WRITTEN REQUEST
In your copy, include every line of the listing below exactly but none of the pictures.

MATERIAL PROVIDED
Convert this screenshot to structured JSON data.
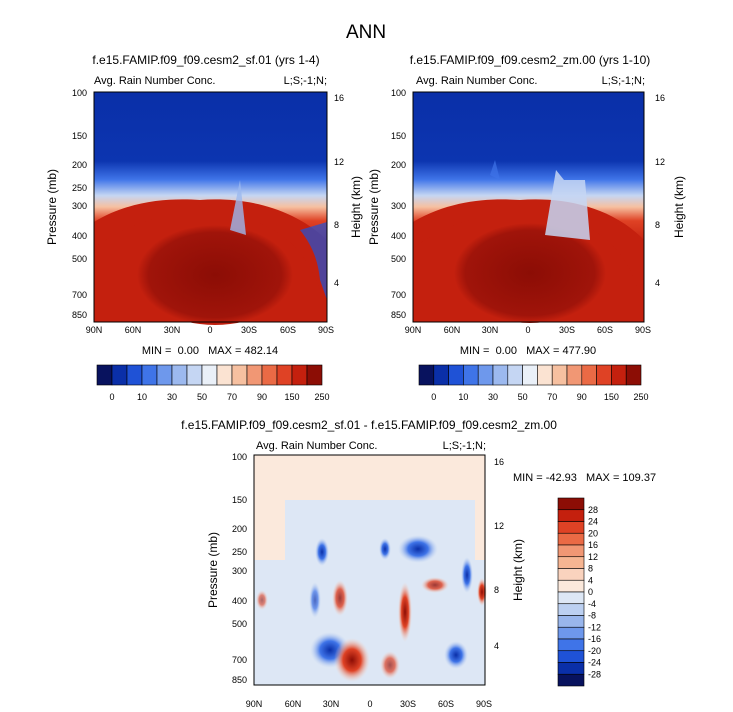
{
  "figure_title": "ANN",
  "chart_data": [
    {
      "type": "heatmap",
      "case": "f.e15.FAMIP.f09_f09.cesm2_sf.01 (yrs 1-4)",
      "variable": "Avg. Rain Number Conc.",
      "tag": "L;S;-1;N;",
      "ylabel": "Pressure (mb)",
      "ylabel_right": "Height (km)",
      "x_ticks": [
        "90N",
        "60N",
        "30N",
        "0",
        "30S",
        "60S",
        "90S"
      ],
      "y_ticks": [
        "100",
        "150",
        "200",
        "250",
        "300",
        "400",
        "500",
        "700",
        "850"
      ],
      "height_ticks": [
        "16",
        "12",
        "8",
        "4"
      ],
      "min": "0.00",
      "max": "482.14",
      "stats": "MIN =  0.00   MAX = 482.14"
    },
    {
      "type": "heatmap",
      "case": "f.e15.FAMIP.f09_f09.cesm2_zm.00 (yrs 1-10)",
      "variable": "Avg. Rain Number Conc.",
      "tag": "L;S;-1;N;",
      "ylabel": "Pressure (mb)",
      "ylabel_right": "Height (km)",
      "x_ticks": [
        "90N",
        "60N",
        "30N",
        "0",
        "30S",
        "60S",
        "90S"
      ],
      "y_ticks": [
        "100",
        "150",
        "200",
        "300",
        "400",
        "500",
        "700",
        "850"
      ],
      "height_ticks": [
        "16",
        "12",
        "8",
        "4"
      ],
      "min": "0.00",
      "max": "477.90",
      "stats": "MIN =  0.00   MAX = 477.90"
    },
    {
      "type": "heatmap",
      "case": "f.e15.FAMIP.f09_f09.cesm2_sf.01 - f.e15.FAMIP.f09_f09.cesm2_zm.00",
      "variable": "Avg. Rain Number Conc.",
      "tag": "L;S;-1;N;",
      "ylabel": "Pressure (mb)",
      "ylabel_right": "Height (km)",
      "x_ticks": [
        "90N",
        "60N",
        "30N",
        "0",
        "30S",
        "60S",
        "90S"
      ],
      "y_ticks": [
        "100",
        "150",
        "200",
        "250",
        "300",
        "400",
        "500",
        "700",
        "850"
      ],
      "height_ticks": [
        "16",
        "12",
        "8",
        "4"
      ],
      "min": "-42.93",
      "max": "109.37",
      "stats": "MIN = -42.93   MAX = 109.37"
    }
  ],
  "colorbar_abs": {
    "labels": [
      "0",
      "10",
      "30",
      "50",
      "70",
      "90",
      "150",
      "250"
    ],
    "colors": [
      "#08125e",
      "#0a2fa8",
      "#1f52d6",
      "#3f74e8",
      "#6e98ec",
      "#9cb9ef",
      "#c5d6f3",
      "#eaf0f8",
      "#fbe3d2",
      "#f6c0a0",
      "#f19774",
      "#ea6a45",
      "#df4225",
      "#c4200e",
      "#8c0d05"
    ]
  },
  "colorbar_diff": {
    "labels": [
      "28",
      "24",
      "20",
      "16",
      "12",
      "8",
      "4",
      "0",
      "-4",
      "-8",
      "-12",
      "-16",
      "-20",
      "-24",
      "-28"
    ],
    "colors": [
      "#8c0d05",
      "#c4200e",
      "#df4225",
      "#ea6a45",
      "#f19774",
      "#f6b592",
      "#fad3be",
      "#fbe9dc",
      "#dde7f5",
      "#bcd0f1",
      "#99b6ec",
      "#6e98ec",
      "#3f74e8",
      "#1f52d6",
      "#0a2fa8",
      "#08125e"
    ]
  }
}
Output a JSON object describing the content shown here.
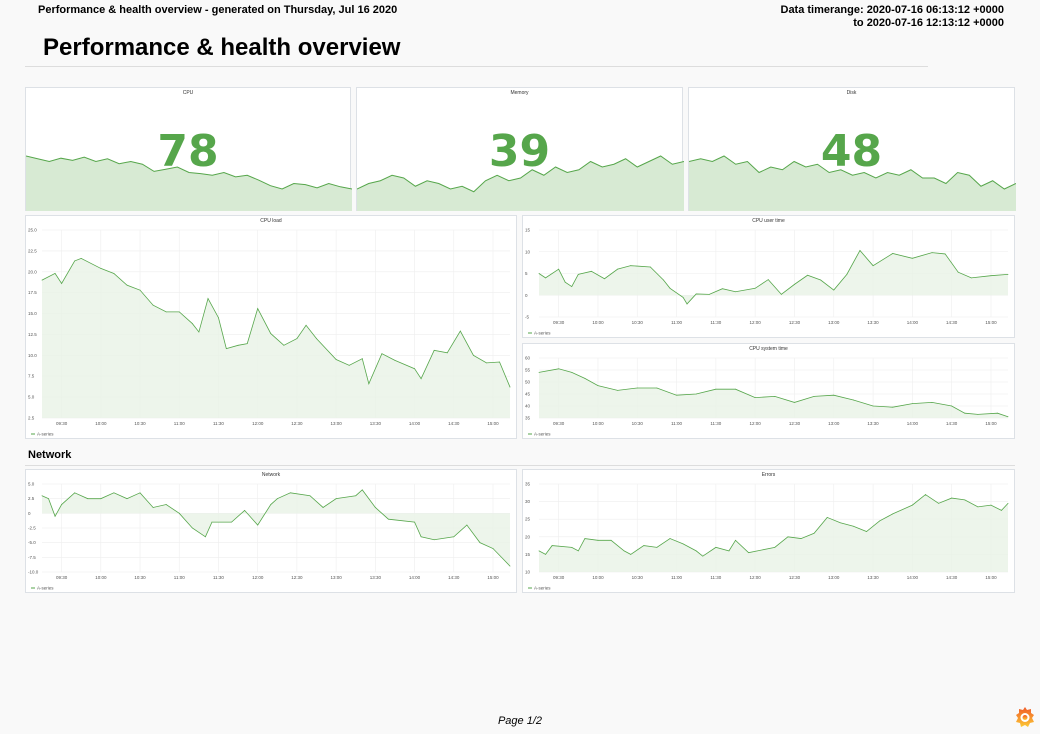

SOLUTION TO THIS TASK
Convert this screenshot to structured JSON data.
{
  "figure_title": "ANN",
  "chart_data": [
    {
      "type": "heatmap",
      "case": "f.e15.FAMIP.f09_f09.cesm2_sf.01 (yrs 1-4)",
      "variable": "Avg. Rain Number Conc.",
      "tag": "L;S;-1;N;",
      "ylabel": "Pressure (mb)",
      "ylabel_right": "Height (km)",
      "x_ticks": [
        "90N",
        "60N",
        "30N",
        "0",
        "30S",
        "60S",
        "90S"
      ],
      "y_ticks": [
        "100",
        "150",
        "200",
        "250",
        "300",
        "400",
        "500",
        "700",
        "850"
      ],
      "height_ticks": [
        "16",
        "12",
        "8",
        "4"
      ],
      "min": "0.00",
      "max": "482.14",
      "stats": "MIN =  0.00   MAX = 482.14"
    },
    {
      "type": "heatmap",
      "case": "f.e15.FAMIP.f09_f09.cesm2_zm.00 (yrs 1-10)",
      "variable": "Avg. Rain Number Conc.",
      "tag": "L;S;-1;N;",
      "ylabel": "Pressure (mb)",
      "ylabel_right": "Height (km)",
      "x_ticks": [
        "90N",
        "60N",
        "30N",
        "0",
        "30S",
        "60S",
        "90S"
      ],
      "y_ticks": [
        "100",
        "150",
        "200",
        "300",
        "400",
        "500",
        "700",
        "850"
      ],
      "height_ticks": [
        "16",
        "12",
        "8",
        "4"
      ],
      "min": "0.00",
      "max": "477.90",
      "stats": "MIN =  0.00   MAX = 477.90"
    },
    {
      "type": "heatmap",
      "case": "f.e15.FAMIP.f09_f09.cesm2_sf.01 - f.e15.FAMIP.f09_f09.cesm2_zm.00",
      "variable": "Avg. Rain Number Conc.",
      "tag": "L;S;-1;N;",
      "ylabel": "Pressure (mb)",
      "ylabel_right": "Height (km)",
      "x_ticks": [
        "90N",
        "60N",
        "30N",
        "0",
        "30S",
        "60S",
        "90S"
      ],
      "y_ticks": [
        "100",
        "150",
        "200",
        "250",
        "300",
        "400",
        "500",
        "700",
        "850"
      ],
      "height_ticks": [
        "16",
        "12",
        "8",
        "4"
      ],
      "min": "-42.93",
      "max": "109.37",
      "stats": "MIN = -42.93   MAX = 109.37"
    }
  ],
  "colorbar_abs": {
    "labels": [
      "0",
      "10",
      "30",
      "50",
      "70",
      "90",
      "150",
      "250"
    ],
    "colors": [
      "#08125e",
      "#0a2fa8",
      "#1f52d6",
      "#3f74e8",
      "#6e98ec",
      "#9cb9ef",
      "#c5d6f3",
      "#eaf0f8",
      "#fbe3d2",
      "#f6c0a0",
      "#f19774",
      "#ea6a45",
      "#df4225",
      "#c4200e",
      "#8c0d05"
    ]
  },
  "colorbar_diff": {
    "labels": [
      "28",
      "24",
      "20",
      "16",
      "12",
      "8",
      "4",
      "0",
      "-4",
      "-8",
      "-12",
      "-16",
      "-20",
      "-24",
      "-28"
    ],
    "colors": [
      "#8c0d05",
      "#c4200e",
      "#df4225",
      "#ea6a45",
      "#f19774",
      "#f6b592",
      "#fad3be",
      "#fbe9dc",
      "#dde7f5",
      "#bcd0f1",
      "#99b6ec",
      "#6e98ec",
      "#3f74e8",
      "#1f52d6",
      "#0a2fa8",
      "#08125e"
    ]
  }
}
Output a JSON object describing the content shown here.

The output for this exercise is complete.